(Records from a dataset)
[Start]

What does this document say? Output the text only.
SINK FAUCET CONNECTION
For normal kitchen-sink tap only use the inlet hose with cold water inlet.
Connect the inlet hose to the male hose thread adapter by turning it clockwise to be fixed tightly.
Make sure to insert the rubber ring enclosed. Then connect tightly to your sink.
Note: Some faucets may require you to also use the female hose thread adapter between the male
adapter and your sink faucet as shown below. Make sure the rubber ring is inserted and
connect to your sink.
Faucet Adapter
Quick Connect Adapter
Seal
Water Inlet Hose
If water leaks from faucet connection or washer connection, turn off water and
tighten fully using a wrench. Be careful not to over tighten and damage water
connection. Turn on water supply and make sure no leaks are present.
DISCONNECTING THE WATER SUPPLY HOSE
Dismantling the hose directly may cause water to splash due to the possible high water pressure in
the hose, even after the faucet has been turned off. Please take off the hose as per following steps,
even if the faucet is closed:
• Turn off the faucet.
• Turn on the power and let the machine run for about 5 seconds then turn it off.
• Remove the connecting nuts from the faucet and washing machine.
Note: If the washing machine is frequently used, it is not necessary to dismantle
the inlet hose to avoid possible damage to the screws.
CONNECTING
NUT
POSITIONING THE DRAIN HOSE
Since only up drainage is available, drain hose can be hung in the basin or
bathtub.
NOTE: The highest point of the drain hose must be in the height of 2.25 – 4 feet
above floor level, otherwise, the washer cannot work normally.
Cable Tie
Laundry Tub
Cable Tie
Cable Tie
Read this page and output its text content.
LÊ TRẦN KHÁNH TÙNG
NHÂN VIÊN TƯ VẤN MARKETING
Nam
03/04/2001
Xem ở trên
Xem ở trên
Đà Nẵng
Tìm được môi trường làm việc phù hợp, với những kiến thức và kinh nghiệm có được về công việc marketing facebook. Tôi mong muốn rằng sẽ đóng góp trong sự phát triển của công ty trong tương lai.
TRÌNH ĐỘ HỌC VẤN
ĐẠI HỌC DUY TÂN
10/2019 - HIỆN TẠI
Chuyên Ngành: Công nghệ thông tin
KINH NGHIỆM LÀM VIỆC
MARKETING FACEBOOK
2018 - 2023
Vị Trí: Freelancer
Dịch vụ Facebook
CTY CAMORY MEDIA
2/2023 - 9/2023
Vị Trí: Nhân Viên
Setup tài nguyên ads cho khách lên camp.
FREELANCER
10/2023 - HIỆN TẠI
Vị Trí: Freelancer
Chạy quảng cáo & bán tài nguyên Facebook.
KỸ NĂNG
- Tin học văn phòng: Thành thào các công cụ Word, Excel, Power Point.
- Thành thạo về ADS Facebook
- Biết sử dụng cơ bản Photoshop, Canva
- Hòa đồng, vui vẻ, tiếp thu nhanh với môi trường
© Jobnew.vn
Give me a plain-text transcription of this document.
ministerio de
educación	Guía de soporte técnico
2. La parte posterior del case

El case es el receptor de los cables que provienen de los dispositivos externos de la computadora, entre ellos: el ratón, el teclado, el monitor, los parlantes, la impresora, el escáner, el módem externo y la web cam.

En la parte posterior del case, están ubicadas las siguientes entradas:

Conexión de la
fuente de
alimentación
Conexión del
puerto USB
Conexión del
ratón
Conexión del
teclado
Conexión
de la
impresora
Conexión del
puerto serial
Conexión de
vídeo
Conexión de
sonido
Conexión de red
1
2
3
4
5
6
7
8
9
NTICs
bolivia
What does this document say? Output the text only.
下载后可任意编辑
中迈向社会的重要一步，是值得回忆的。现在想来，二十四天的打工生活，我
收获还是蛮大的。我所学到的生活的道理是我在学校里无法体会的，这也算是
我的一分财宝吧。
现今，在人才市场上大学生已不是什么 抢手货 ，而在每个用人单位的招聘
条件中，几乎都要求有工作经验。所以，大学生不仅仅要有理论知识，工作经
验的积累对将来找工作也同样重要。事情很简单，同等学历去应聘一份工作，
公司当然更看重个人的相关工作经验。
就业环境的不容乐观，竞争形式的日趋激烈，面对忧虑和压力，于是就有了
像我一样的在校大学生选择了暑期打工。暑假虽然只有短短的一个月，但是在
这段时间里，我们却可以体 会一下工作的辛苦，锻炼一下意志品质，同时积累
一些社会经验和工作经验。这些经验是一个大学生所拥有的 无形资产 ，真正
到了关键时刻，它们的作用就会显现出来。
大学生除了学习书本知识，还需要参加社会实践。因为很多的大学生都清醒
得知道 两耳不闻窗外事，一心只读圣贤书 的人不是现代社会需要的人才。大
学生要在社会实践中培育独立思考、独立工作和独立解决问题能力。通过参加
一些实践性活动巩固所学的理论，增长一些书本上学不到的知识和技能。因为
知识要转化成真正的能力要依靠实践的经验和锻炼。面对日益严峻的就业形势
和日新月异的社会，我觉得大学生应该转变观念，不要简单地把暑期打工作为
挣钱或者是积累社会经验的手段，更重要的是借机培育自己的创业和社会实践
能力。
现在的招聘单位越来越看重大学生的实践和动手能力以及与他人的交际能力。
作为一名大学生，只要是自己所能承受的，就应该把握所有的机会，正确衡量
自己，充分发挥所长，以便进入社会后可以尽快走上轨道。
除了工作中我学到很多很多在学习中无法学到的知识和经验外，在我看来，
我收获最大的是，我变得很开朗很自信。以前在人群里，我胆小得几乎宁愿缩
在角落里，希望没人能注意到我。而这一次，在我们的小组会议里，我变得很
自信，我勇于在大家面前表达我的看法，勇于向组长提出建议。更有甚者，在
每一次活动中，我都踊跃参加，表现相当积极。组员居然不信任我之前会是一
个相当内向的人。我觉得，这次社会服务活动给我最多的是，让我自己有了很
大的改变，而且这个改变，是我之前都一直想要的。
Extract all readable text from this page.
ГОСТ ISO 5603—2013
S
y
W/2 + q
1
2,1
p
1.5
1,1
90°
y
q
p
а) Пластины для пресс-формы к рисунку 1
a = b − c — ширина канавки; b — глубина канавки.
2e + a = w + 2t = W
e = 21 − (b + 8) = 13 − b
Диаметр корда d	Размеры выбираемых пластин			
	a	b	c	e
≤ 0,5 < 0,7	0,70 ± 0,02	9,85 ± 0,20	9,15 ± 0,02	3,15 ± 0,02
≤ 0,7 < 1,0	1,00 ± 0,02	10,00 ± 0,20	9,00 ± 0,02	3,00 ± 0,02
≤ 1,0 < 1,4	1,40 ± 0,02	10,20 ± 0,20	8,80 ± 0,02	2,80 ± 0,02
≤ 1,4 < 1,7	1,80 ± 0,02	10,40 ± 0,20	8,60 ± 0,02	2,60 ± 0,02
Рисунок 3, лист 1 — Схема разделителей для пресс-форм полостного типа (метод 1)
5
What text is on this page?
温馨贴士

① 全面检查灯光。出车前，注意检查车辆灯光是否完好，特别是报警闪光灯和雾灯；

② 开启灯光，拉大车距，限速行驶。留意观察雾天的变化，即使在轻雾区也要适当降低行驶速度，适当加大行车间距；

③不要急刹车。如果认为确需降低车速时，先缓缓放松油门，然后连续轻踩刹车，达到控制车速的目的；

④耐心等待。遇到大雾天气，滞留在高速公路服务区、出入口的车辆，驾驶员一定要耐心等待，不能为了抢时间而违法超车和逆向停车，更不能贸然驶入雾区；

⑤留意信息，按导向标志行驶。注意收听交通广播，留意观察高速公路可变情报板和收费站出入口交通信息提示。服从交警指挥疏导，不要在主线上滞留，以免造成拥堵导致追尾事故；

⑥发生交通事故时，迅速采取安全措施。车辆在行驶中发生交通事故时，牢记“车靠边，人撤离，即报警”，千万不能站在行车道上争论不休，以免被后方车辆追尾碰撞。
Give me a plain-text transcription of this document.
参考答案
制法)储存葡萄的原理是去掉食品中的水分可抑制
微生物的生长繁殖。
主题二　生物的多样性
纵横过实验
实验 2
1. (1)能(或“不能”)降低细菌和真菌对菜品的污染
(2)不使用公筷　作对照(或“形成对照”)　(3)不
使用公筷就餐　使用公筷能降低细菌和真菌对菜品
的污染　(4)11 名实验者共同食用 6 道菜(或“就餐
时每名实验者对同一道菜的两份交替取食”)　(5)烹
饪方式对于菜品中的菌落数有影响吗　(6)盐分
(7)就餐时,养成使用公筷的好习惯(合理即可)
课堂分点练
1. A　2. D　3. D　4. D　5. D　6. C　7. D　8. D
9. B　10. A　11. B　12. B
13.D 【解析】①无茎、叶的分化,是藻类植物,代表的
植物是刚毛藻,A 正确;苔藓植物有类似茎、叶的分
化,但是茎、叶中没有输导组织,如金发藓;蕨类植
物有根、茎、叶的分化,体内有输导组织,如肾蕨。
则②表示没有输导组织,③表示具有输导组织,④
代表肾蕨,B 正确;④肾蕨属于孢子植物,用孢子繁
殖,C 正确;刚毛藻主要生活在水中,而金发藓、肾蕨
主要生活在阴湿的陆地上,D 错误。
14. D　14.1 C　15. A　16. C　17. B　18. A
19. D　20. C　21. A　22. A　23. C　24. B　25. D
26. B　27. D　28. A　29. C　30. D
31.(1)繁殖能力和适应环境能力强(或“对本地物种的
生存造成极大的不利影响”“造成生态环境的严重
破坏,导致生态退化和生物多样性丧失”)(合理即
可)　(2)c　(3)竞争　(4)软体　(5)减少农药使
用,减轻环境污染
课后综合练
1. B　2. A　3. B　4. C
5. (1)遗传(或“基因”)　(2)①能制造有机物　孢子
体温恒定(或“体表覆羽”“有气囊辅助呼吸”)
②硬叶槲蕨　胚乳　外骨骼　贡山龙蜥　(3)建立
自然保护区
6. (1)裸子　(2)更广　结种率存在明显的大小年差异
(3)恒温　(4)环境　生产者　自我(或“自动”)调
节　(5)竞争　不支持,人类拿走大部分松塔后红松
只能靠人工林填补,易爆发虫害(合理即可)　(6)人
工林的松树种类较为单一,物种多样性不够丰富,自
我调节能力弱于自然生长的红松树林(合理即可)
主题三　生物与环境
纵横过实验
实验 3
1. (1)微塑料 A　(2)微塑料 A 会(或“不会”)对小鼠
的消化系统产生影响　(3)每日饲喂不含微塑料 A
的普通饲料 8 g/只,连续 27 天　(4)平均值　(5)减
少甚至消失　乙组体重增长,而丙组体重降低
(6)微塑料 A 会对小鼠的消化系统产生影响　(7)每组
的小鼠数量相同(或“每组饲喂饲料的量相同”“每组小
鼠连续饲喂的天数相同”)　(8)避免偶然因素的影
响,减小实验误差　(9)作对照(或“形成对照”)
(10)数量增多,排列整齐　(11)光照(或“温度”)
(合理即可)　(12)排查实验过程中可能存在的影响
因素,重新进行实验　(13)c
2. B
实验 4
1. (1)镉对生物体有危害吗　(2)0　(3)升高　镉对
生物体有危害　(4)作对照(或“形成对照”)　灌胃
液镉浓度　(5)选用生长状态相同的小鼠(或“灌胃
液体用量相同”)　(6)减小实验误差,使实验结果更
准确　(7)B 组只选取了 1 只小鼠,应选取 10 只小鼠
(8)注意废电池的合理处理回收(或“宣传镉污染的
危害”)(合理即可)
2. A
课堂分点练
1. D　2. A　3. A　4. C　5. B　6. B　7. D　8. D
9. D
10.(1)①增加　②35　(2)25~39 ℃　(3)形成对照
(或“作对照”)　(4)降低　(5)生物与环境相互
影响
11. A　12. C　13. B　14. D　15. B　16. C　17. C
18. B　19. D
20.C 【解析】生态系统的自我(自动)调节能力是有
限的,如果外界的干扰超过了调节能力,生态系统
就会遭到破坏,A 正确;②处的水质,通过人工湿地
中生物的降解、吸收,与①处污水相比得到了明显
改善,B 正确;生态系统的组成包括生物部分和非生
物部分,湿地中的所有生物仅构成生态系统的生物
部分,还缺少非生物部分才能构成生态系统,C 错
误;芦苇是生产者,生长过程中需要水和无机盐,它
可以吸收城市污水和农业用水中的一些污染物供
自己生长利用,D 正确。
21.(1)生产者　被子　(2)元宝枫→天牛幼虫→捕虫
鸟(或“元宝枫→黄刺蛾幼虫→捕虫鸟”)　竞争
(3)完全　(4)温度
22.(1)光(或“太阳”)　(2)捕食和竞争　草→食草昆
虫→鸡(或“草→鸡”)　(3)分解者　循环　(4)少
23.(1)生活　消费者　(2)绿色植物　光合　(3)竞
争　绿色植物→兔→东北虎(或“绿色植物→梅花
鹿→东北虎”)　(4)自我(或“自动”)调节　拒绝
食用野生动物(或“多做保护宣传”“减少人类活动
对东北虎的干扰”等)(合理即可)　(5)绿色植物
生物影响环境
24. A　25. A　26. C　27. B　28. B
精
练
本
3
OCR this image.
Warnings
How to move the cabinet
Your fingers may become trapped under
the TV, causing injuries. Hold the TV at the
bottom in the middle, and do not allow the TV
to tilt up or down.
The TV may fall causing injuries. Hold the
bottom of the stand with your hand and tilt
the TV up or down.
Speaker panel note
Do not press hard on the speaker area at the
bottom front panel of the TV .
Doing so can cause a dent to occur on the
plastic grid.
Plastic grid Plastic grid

[End]

> [DIRECTION]:
Check each line of the entries for the string "impresora". Copy the lines that have it.

> [RESULT OF THIS TASK]:
El case es el receptor de los cables que provienen de los dispositivos externos de la computadora, entre ellos: el ratón, el teclado, el monitor, los parlantes, la impresora, el escáner, el módem externo y la web cam.
impresora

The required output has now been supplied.